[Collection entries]
....................
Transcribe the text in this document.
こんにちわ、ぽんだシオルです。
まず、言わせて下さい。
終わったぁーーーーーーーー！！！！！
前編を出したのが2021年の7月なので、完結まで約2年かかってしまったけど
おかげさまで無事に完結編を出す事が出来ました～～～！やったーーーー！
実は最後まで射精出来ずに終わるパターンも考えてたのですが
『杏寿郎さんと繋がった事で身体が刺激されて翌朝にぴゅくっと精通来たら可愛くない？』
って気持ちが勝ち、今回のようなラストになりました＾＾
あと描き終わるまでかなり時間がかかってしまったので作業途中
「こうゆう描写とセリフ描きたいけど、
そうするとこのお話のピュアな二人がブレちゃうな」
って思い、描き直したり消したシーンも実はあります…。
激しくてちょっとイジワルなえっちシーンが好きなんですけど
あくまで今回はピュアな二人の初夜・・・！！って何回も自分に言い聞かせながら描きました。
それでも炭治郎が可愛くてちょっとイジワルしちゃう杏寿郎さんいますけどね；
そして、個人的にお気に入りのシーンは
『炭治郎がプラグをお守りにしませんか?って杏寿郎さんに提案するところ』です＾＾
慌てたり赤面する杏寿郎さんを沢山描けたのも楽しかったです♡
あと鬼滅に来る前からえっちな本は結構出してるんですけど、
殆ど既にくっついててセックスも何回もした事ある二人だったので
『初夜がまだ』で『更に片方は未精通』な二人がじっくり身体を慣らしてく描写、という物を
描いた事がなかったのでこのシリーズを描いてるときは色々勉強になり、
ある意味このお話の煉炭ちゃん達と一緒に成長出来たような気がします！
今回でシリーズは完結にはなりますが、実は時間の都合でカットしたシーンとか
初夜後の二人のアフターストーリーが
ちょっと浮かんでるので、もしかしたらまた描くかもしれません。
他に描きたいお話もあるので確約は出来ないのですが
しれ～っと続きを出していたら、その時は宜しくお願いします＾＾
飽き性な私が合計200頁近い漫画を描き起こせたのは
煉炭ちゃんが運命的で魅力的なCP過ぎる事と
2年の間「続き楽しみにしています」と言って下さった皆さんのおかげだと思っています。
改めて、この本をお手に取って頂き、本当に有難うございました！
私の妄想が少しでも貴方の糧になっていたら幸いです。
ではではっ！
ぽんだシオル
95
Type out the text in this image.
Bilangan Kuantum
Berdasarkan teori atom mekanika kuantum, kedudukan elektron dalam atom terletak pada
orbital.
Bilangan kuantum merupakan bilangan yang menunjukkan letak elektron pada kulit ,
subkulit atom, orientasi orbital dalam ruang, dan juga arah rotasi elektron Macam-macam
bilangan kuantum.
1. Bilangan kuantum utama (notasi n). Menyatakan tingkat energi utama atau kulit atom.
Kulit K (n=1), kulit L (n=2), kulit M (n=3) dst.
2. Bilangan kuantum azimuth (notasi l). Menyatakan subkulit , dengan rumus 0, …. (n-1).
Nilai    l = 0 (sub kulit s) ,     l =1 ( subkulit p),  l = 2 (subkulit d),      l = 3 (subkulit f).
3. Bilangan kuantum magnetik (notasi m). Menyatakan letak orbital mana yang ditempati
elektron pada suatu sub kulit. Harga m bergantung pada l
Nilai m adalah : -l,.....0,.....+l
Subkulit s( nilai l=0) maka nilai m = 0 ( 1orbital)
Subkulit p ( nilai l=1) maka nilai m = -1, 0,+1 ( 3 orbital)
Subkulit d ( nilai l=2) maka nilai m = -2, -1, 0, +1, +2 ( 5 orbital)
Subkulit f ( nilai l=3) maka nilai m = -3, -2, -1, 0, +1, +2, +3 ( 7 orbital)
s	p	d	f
....................
* Required task: Count the lines above that contain the word "Menyatakan". Give only the number.

* Solved problem: 3